» The exercise
Lift every line from the entries that includes the word "name".

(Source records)
======

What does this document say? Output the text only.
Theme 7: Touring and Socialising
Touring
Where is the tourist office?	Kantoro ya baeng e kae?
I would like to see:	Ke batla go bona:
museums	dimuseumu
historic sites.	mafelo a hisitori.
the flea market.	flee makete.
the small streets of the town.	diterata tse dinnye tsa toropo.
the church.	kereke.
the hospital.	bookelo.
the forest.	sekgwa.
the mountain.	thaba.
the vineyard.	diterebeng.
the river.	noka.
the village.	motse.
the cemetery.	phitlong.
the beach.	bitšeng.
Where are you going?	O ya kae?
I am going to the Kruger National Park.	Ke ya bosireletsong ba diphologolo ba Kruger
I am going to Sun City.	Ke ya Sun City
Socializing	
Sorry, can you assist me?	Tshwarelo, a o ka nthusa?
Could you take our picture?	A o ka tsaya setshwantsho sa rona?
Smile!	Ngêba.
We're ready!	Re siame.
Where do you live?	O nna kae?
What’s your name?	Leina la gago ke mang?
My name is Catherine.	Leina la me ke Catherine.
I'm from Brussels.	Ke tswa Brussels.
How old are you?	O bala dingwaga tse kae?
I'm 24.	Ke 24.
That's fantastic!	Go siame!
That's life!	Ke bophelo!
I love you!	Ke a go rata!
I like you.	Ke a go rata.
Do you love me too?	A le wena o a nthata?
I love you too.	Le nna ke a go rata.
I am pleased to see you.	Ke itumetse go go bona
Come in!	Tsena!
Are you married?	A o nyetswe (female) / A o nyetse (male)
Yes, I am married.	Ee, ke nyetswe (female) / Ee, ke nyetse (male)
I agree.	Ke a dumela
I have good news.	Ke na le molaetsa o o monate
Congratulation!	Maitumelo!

======

» Output of the task
What’s your name?	Leina la gago ke mang?
My name is Catherine.	Leina la me ke Catherine.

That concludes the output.